> **Written problem**
Copy each line exactly. Drop every picture.

> **Data provided**
* * *

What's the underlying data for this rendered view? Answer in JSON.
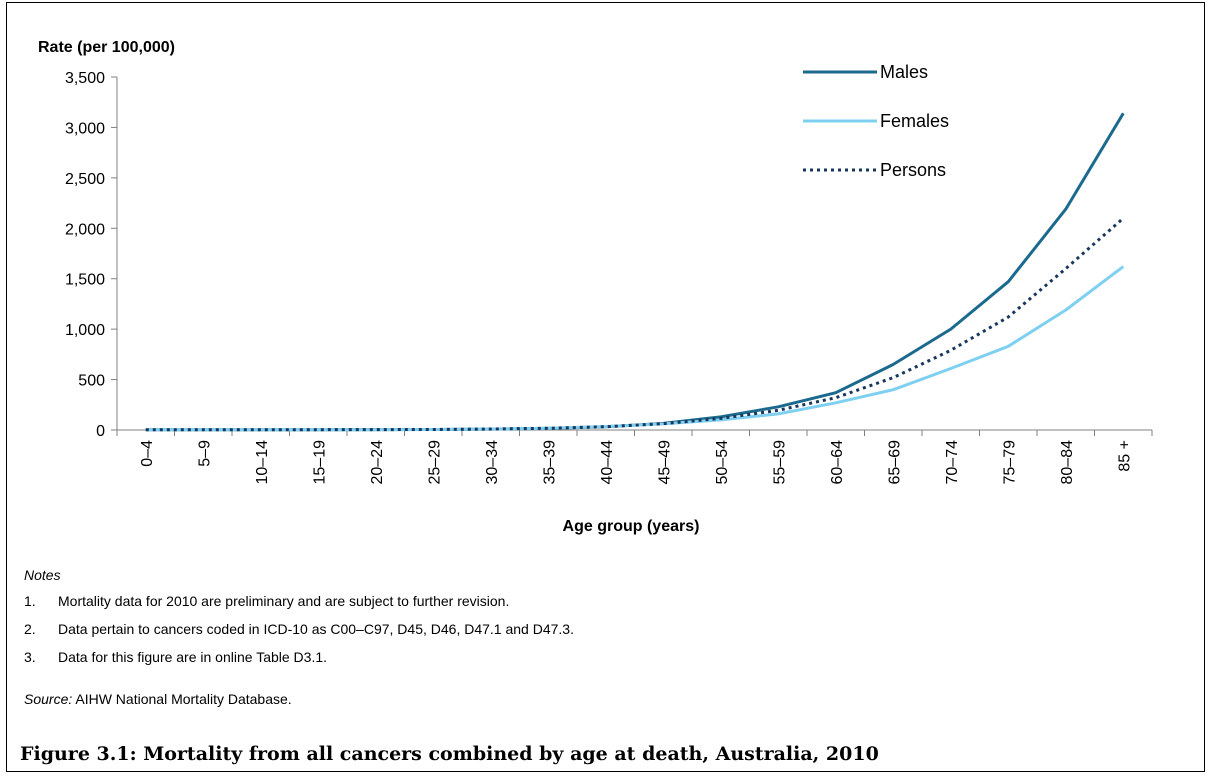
{
  "chart_data": {
    "type": "line",
    "ylabel": "Rate (per 100,000)",
    "xlabel": "Age group (years)",
    "ylim": [
      0,
      3500
    ],
    "yticks": [
      0,
      500,
      1000,
      1500,
      2000,
      2500,
      3000,
      3500
    ],
    "ytick_labels": [
      "0",
      "500",
      "1,000",
      "1,500",
      "2,000",
      "2,500",
      "3,000",
      "3,500"
    ],
    "categories": [
      "0–4",
      "5–9",
      "10–14",
      "15–19",
      "20–24",
      "25–29",
      "30–34",
      "35–39",
      "40–44",
      "45–49",
      "50–54",
      "55–59",
      "60–64",
      "65–69",
      "70–74",
      "75–79",
      "80–84",
      "85 +"
    ],
    "series": [
      {
        "name": "Males",
        "color": "#1b6a8e",
        "style": "solid",
        "values": [
          2,
          2,
          2,
          3,
          4,
          5,
          9,
          16,
          32,
          65,
          130,
          230,
          370,
          650,
          1000,
          1470,
          2190,
          3140
        ]
      },
      {
        "name": "Females",
        "color": "#7fd0f0",
        "style": "solid",
        "values": [
          2,
          2,
          2,
          2,
          3,
          5,
          10,
          18,
          35,
          60,
          100,
          160,
          270,
          400,
          610,
          830,
          1190,
          1620
        ]
      },
      {
        "name": "Persons",
        "color": "#17375e",
        "style": "dotted",
        "values": [
          2,
          2,
          2,
          3,
          4,
          5,
          10,
          17,
          33,
          62,
          115,
          195,
          320,
          520,
          790,
          1120,
          1600,
          2100
        ]
      }
    ],
    "legend_position": "top-right",
    "grid": false
  },
  "notes": {
    "title": "Notes",
    "items": [
      {
        "num": "1.",
        "text": "Mortality data for 2010 are preliminary and are subject to further revision."
      },
      {
        "num": "2.",
        "text": "Data pertain to cancers coded in ICD-10 as C00–C97, D45, D46, D47.1 and D47.3."
      },
      {
        "num": "3.",
        "text": "Data for this figure are in online Table D3.1."
      }
    ]
  },
  "source": {
    "label": "Source:",
    "text": " AIHW National Mortality Database."
  },
  "caption": "Figure 3.1: Mortality from all cancers combined by age at death, Australia, 2010"
}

* * *

> **Solution to this problem**
What's the underlying data for this rendered view? Answer in JSON.
{
  "chart_data": {
    "type": "line",
    "ylabel": "Rate (per 100,000)",
    "xlabel": "Age group (years)",
    "ylim": [
      0,
      3500
    ],
    "yticks": [
      0,
      500,
      1000,
      1500,
      2000,
      2500,
      3000,
      3500
    ],
    "ytick_labels": [
      "0",
      "500",
      "1,000",
      "1,500",
      "2,000",
      "2,500",
      "3,000",
      "3,500"
    ],
    "categories": [
      "0–4",
      "5–9",
      "10–14",
      "15–19",
      "20–24",
      "25–29",
      "30–34",
      "35–39",
      "40–44",
      "45–49",
      "50–54",
      "55–59",
      "60–64",
      "65–69",
      "70–74",
      "75–79",
      "80–84",
      "85 +"
    ],
    "series": [
      {
        "name": "Males",
        "color": "#1b6a8e",
        "style": "solid",
        "values": [
          2,
          2,
          2,
          3,
          4,
          5,
          9,
          16,
          32,
          65,
          130,
          230,
          370,
          650,
          1000,
          1470,
          2190,
          3140
        ]
      },
      {
        "name": "Females",
        "color": "#7fd0f0",
        "style": "solid",
        "values": [
          2,
          2,
          2,
          2,
          3,
          5,
          10,
          18,
          35,
          60,
          100,
          160,
          270,
          400,
          610,
          830,
          1190,
          1620
        ]
      },
      {
        "name": "Persons",
        "color": "#17375e",
        "style": "dotted",
        "values": [
          2,
          2,
          2,
          3,
          4,
          5,
          10,
          17,
          33,
          62,
          115,
          195,
          320,
          520,
          790,
          1120,
          1600,
          2100
        ]
      }
    ],
    "legend_position": "top-right",
    "grid": false
  },
  "notes": {
    "title": "Notes",
    "items": [
      {
        "num": "1.",
        "text": "Mortality data for 2010 are preliminary and are subject to further revision."
      },
      {
        "num": "2.",
        "text": "Data pertain to cancers coded in ICD-10 as C00–C97, D45, D46, D47.1 and D47.3."
      },
      {
        "num": "3.",
        "text": "Data for this figure are in online Table D3.1."
      }
    ]
  },
  "source": {
    "label": "Source:",
    "text": " AIHW National Mortality Database."
  },
  "caption": "Figure 3.1: Mortality from all cancers combined by age at death, Australia, 2010"
}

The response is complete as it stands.